GIVEN TASK :: Return every line below in which "Boom" appears.
##### DATASET ROWS #####
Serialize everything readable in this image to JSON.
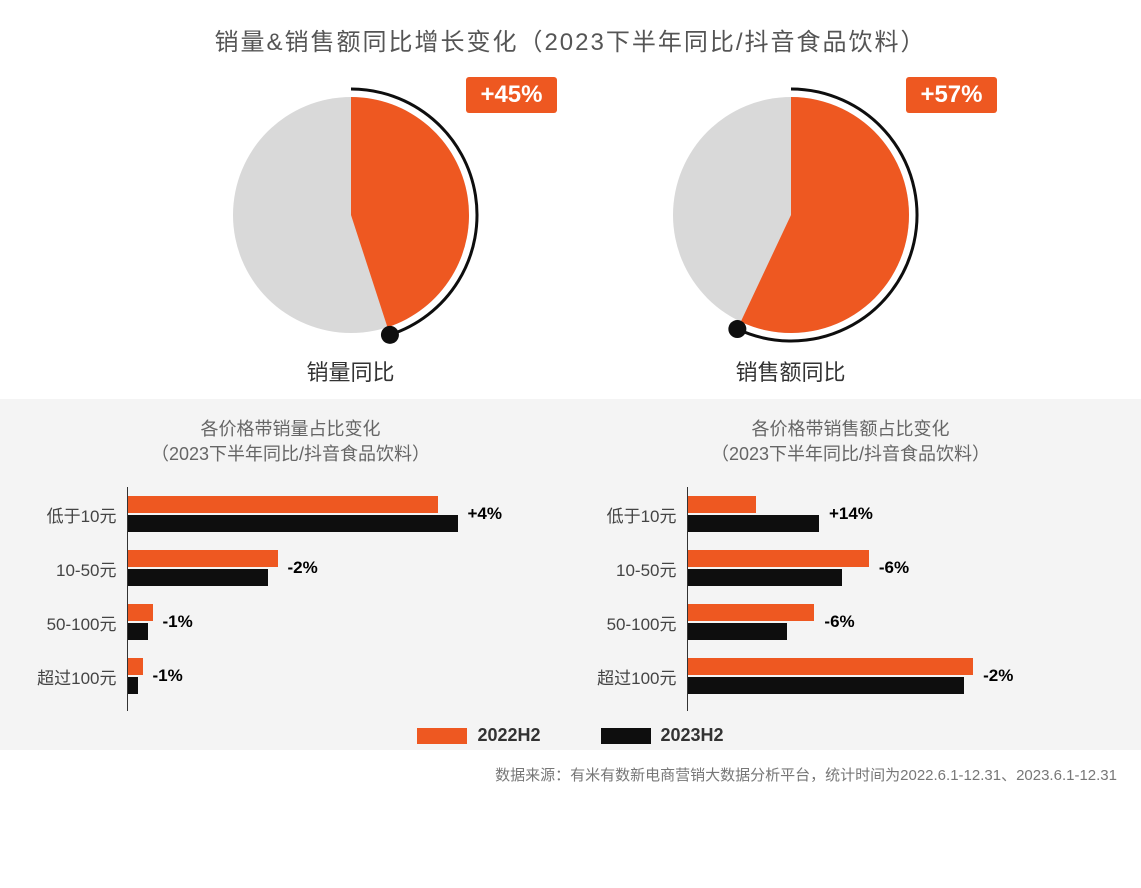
{
  "colors": {
    "orange": "#ee5821",
    "black": "#0e0e0e",
    "grey_slice": "#d9d9d9",
    "grey_bg": "#f4f4f4",
    "text_title": "#555555",
    "text_body": "#444444",
    "axis": "#333333"
  },
  "main_title": "销量&销售额同比增长变化（2023下半年同比/抖音食品饮料）",
  "pies": [
    {
      "label": "销量同比",
      "badge": "+45%",
      "percent_orange": 45,
      "orange_hex": "#ee5821",
      "grey_hex": "#d9d9d9",
      "radius": 118,
      "arc_stroke": "#0e0e0e",
      "arc_stroke_w": 3,
      "dot_r": 9
    },
    {
      "label": "销售额同比",
      "badge": "+57%",
      "percent_orange": 57,
      "orange_hex": "#ee5821",
      "grey_hex": "#d9d9d9",
      "radius": 118,
      "arc_stroke": "#0e0e0e",
      "arc_stroke_w": 3,
      "dot_r": 9
    }
  ],
  "bar_charts": [
    {
      "title_l1": "各价格带销量占比变化",
      "title_l2": "（2023下半年同比/抖音食品饮料）",
      "max_value": 68,
      "rows": [
        {
          "cat": "低于10元",
          "v2022": 62,
          "v2023": 66,
          "change": "+4%"
        },
        {
          "cat": "10-50元",
          "v2022": 30,
          "v2023": 28,
          "change": "-2%"
        },
        {
          "cat": "50-100元",
          "v2022": 5,
          "v2023": 4,
          "change": "-1%"
        },
        {
          "cat": "超过100元",
          "v2022": 3,
          "v2023": 2,
          "change": "-1%"
        }
      ]
    },
    {
      "title_l1": "各价格带销售额占比变化",
      "title_l2": "（2023下半年同比/抖音食品饮料）",
      "max_value": 75,
      "rows": [
        {
          "cat": "低于10元",
          "v2022": 15,
          "v2023": 29,
          "change": "+14%"
        },
        {
          "cat": "10-50元",
          "v2022": 40,
          "v2023": 34,
          "change": "-6%"
        },
        {
          "cat": "50-100元",
          "v2022": 28,
          "v2023": 22,
          "change": "-6%"
        },
        {
          "cat": "超过100元",
          "v2022": 63,
          "v2023": 61,
          "change": "-2%"
        }
      ]
    }
  ],
  "legend": {
    "a_label": "2022H2",
    "a_color": "#ee5821",
    "b_label": "2023H2",
    "b_color": "#0e0e0e"
  },
  "footer": "数据来源：有米有数新电商营销大数据分析平台，统计时间为2022.6.1-12.31、2023.6.1-12.31",
  "typography": {
    "title_fontsize": 24,
    "pie_label_fontsize": 22,
    "badge_fontsize": 24,
    "bar_title_fontsize": 18,
    "bar_cat_fontsize": 17,
    "bar_change_fontsize": 17,
    "legend_fontsize": 18,
    "footer_fontsize": 15
  }
}
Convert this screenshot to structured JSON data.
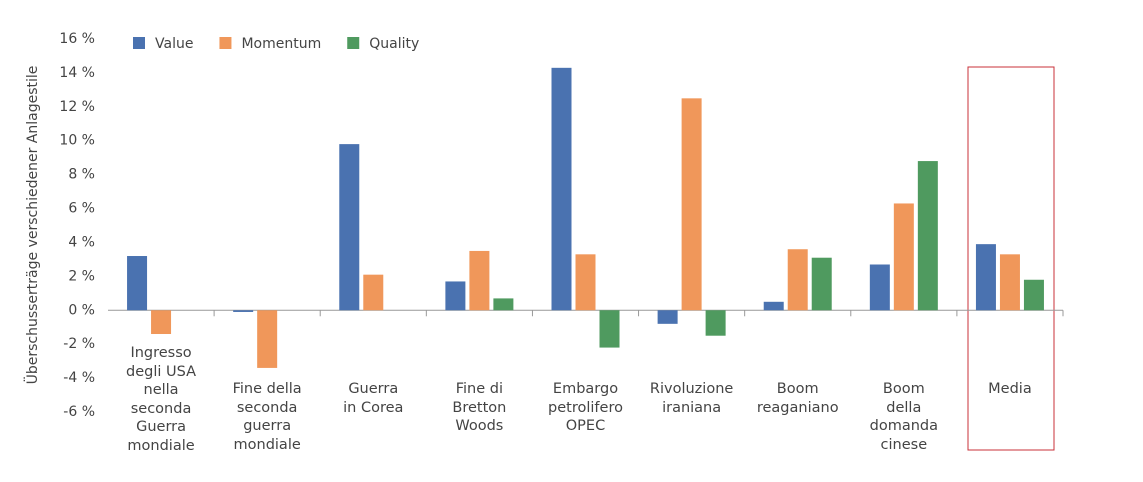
{
  "chart_data": {
    "type": "bar",
    "y_label": "Überschusserträge verschiedener Anlagestile",
    "categories": [
      "Ingresso\ndegli USA\nnella\nseconda\nGuerra\nmondiale",
      "Fine della\nseconda\nguerra\nmondiale",
      "Guerra\nin Corea",
      "Fine di\nBretton\nWoods",
      "Embargo\npetrolifero\nOPEC",
      "Rivoluzione\niraniana",
      "Boom\nreaganiano",
      "Boom\ndella\ndomanda\ncinese",
      "Media"
    ],
    "series": [
      {
        "name": "Value",
        "color": "#4a72b0",
        "values": [
          3.2,
          -0.1,
          9.8,
          1.7,
          14.3,
          -0.8,
          0.5,
          2.7,
          3.9
        ]
      },
      {
        "name": "Momentum",
        "color": "#f0975a",
        "values": [
          -1.4,
          -3.4,
          2.1,
          3.5,
          3.3,
          12.5,
          3.6,
          6.3,
          3.3
        ]
      },
      {
        "name": "Quality",
        "color": "#4f9a5f",
        "values": [
          null,
          null,
          null,
          0.7,
          -2.2,
          -1.5,
          3.1,
          8.8,
          1.8
        ]
      }
    ],
    "ylim": [
      -6,
      16
    ],
    "yticks": [
      {
        "value": -6,
        "label": "-6 %"
      },
      {
        "value": -4,
        "label": "-4 %"
      },
      {
        "value": -2,
        "label": "-2 %"
      },
      {
        "value": 0,
        "label": "0 %"
      },
      {
        "value": 2,
        "label": "2 %"
      },
      {
        "value": 4,
        "label": "4 %"
      },
      {
        "value": 6,
        "label": "6 %"
      },
      {
        "value": 8,
        "label": "8 %"
      },
      {
        "value": 10,
        "label": "10 %"
      },
      {
        "value": 12,
        "label": "12 %"
      },
      {
        "value": 14,
        "label": "14 %"
      },
      {
        "value": 16,
        "label": "16 %"
      }
    ],
    "grid": false,
    "legend": "top-left"
  }
}
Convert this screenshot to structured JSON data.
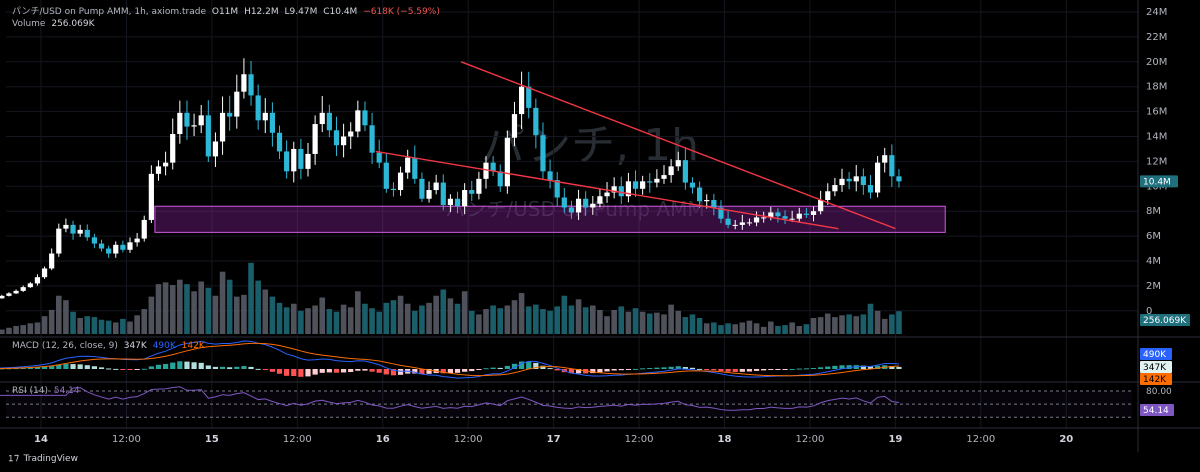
{
  "header": {
    "symbol": "パンチ/USD on Pump AMM, 1h, axiom.trade",
    "o": "O11M",
    "h": "H12.2M",
    "l": "L9.47M",
    "c": "C10.4M",
    "change": "−618K (−5.59%)",
    "volume_label": "Volume",
    "volume_value": "256.069K"
  },
  "watermark": {
    "big": "パンチ, 1h",
    "small": "パンチ/USD on Pump AMM"
  },
  "macd_legend": {
    "label": "MACD (12, 26, close, 9)",
    "v1": "347K",
    "v2": "490K",
    "v3": "142K"
  },
  "rsi_legend": {
    "label": "RSI (14)",
    "v1": "54.14"
  },
  "branding": "TradingView",
  "colors": {
    "up": "#26a69a",
    "down": "#ef5350",
    "candle_up": "#ffffff",
    "candle_down": "#2eb8d8",
    "trendline": "#f23645",
    "zone": "#9c27b0",
    "macd": "#2962ff",
    "signal": "#ff6d00",
    "rsi": "#7e57c2"
  },
  "chart_data": {
    "type": "candlestick",
    "price_axis": {
      "ticks": [
        "24M",
        "22M",
        "20M",
        "18M",
        "16M",
        "14M",
        "12M",
        "10M",
        "8M",
        "6M",
        "4M",
        "2M",
        "0"
      ],
      "range": [
        0,
        24000000
      ]
    },
    "last_price_label": "10.4M",
    "volume_label": "256.069K",
    "macd_badges": [
      "490K",
      "347K",
      "142K"
    ],
    "rsi_axis": {
      "ticks": [
        "80.00"
      ],
      "range": [
        0,
        100
      ],
      "upper": 80,
      "lower": 20
    },
    "rsi_badge": "54.14",
    "time_axis": [
      {
        "label": "14",
        "hour": 14
      },
      {
        "label": "12:00",
        "hour": 26
      },
      {
        "label": "15",
        "hour": 38
      },
      {
        "label": "12:00",
        "hour": 50
      },
      {
        "label": "16",
        "hour": 62
      },
      {
        "label": "12:00",
        "hour": 74
      },
      {
        "label": "17",
        "hour": 86
      },
      {
        "label": "12:00",
        "hour": 98
      },
      {
        "label": "18",
        "hour": 110
      },
      {
        "label": "12:00",
        "hour": 122
      },
      {
        "label": "19",
        "hour": 134
      },
      {
        "label": "12:00",
        "hour": 146
      },
      {
        "label": "20",
        "hour": 158
      }
    ],
    "closes": [
      0.5,
      0.6,
      0.7,
      0.8,
      0.9,
      1.0,
      1.2,
      1.4,
      1.6,
      1.9,
      2.2,
      2.7,
      3.4,
      4.6,
      6.6,
      6.9,
      6.2,
      6.5,
      5.9,
      5.4,
      5.0,
      4.6,
      5.3,
      4.9,
      5.5,
      5.8,
      7.3,
      11.0,
      11.6,
      11.9,
      14.2,
      15.9,
      14.8,
      14.9,
      15.7,
      12.4,
      13.6,
      15.9,
      15.6,
      17.6,
      19.0,
      17.3,
      15.3,
      15.9,
      14.3,
      12.8,
      11.2,
      13.0,
      11.4,
      12.6,
      15.0,
      15.9,
      14.5,
      13.3,
      14.0,
      14.4,
      16.1,
      14.9,
      12.7,
      11.9,
      9.8,
      9.7,
      11.1,
      12.3,
      10.6,
      9.0,
      9.7,
      10.3,
      8.5,
      9.0,
      8.4,
      9.7,
      9.4,
      10.6,
      11.9,
      11.2,
      10.0,
      13.9,
      15.8,
      18.0,
      16.3,
      14.1,
      11.2,
      10.5,
      9.1,
      8.3,
      7.9,
      9.0,
      8.3,
      8.6,
      9.2,
      9.5,
      10.0,
      9.2,
      10.4,
      9.8,
      10.4,
      10.3,
      10.6,
      10.9,
      11.6,
      12.1,
      10.3,
      9.9,
      8.8,
      8.9,
      8.3,
      7.4,
      6.9,
      6.9,
      7.1,
      7.1,
      7.5,
      7.5,
      7.9,
      7.6,
      7.4,
      7.4,
      7.8,
      7.7,
      8.0,
      8.9,
      9.6,
      10.1,
      10.6,
      10.4,
      10.8,
      10.1,
      9.5,
      11.9,
      12.5,
      10.8,
      10.4
    ],
    "volumes": [
      30,
      30,
      40,
      40,
      50,
      60,
      50,
      70,
      90,
      100,
      120,
      130,
      200,
      270,
      430,
      380,
      250,
      180,
      200,
      190,
      160,
      150,
      130,
      170,
      140,
      210,
      280,
      420,
      560,
      580,
      550,
      610,
      560,
      480,
      590,
      520,
      430,
      700,
      610,
      420,
      440,
      800,
      600,
      500,
      420,
      350,
      300,
      340,
      260,
      290,
      320,
      410,
      280,
      250,
      330,
      300,
      480,
      340,
      290,
      250,
      350,
      380,
      430,
      340,
      260,
      320,
      350,
      430,
      500,
      400,
      340,
      480,
      260,
      220,
      280,
      320,
      290,
      320,
      380,
      460,
      310,
      330,
      280,
      260,
      310,
      430,
      320,
      390,
      300,
      320,
      270,
      200,
      270,
      310,
      250,
      290,
      250,
      230,
      240,
      220,
      330,
      260,
      190,
      220,
      180,
      120,
      130,
      100,
      120,
      110,
      130,
      150,
      120,
      80,
      140,
      90,
      100,
      130,
      90,
      110,
      180,
      190,
      230,
      190,
      210,
      220,
      200,
      220,
      340,
      260,
      170,
      220,
      256
    ],
    "zone": {
      "from_hour": 30,
      "to_hour": 141,
      "low": 6300000,
      "high": 8400000
    },
    "trendlines": [
      {
        "from_hour": 73,
        "from_price": 20000000,
        "to_hour": 134,
        "to_price": 6600000
      },
      {
        "from_hour": 61,
        "from_price": 12800000,
        "to_hour": 126,
        "to_price": 6600000
      }
    ]
  }
}
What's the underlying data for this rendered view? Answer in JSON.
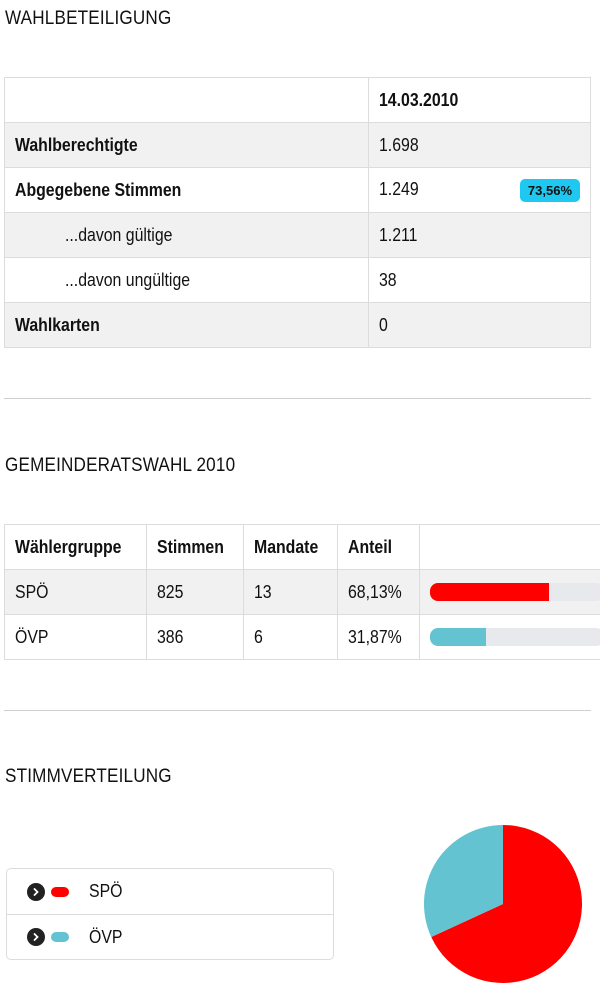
#####
FINAL RESULT ::
      "Boom\nreaganiano",
      "Boom\ndella\ndomanda\ncinese",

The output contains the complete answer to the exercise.